Would you extract the whole listing below and retype it exactly?

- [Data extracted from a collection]
☆ ☆ ☆

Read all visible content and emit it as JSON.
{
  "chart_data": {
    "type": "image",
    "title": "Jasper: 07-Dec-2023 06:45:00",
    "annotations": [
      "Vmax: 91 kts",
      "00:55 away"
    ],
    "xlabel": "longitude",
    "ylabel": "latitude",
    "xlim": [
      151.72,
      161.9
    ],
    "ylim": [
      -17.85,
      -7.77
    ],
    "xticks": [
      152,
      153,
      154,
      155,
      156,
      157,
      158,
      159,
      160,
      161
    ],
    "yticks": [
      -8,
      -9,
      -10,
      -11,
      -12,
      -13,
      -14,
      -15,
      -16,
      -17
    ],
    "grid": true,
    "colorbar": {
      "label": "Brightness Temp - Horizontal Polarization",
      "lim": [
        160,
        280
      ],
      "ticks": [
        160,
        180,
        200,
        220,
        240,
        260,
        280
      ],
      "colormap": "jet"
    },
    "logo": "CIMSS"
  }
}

☆ ☆ ☆

- [The response]
Read all visible content and emit it as JSON.
{
  "chart_data": {
    "type": "image",
    "title": "Jasper: 07-Dec-2023 06:45:00",
    "annotations": [
      "Vmax: 91 kts",
      "00:55 away"
    ],
    "xlabel": "longitude",
    "ylabel": "latitude",
    "xlim": [
      151.72,
      161.9
    ],
    "ylim": [
      -17.85,
      -7.77
    ],
    "xticks": [
      152,
      153,
      154,
      155,
      156,
      157,
      158,
      159,
      160,
      161
    ],
    "yticks": [
      -8,
      -9,
      -10,
      -11,
      -12,
      -13,
      -14,
      -15,
      -16,
      -17
    ],
    "grid": true,
    "colorbar": {
      "label": "Brightness Temp - Horizontal Polarization",
      "lim": [
        160,
        280
      ],
      "ticks": [
        160,
        180,
        200,
        220,
        240,
        260,
        280
      ],
      "colormap": "jet"
    },
    "logo": "CIMSS"
  }
}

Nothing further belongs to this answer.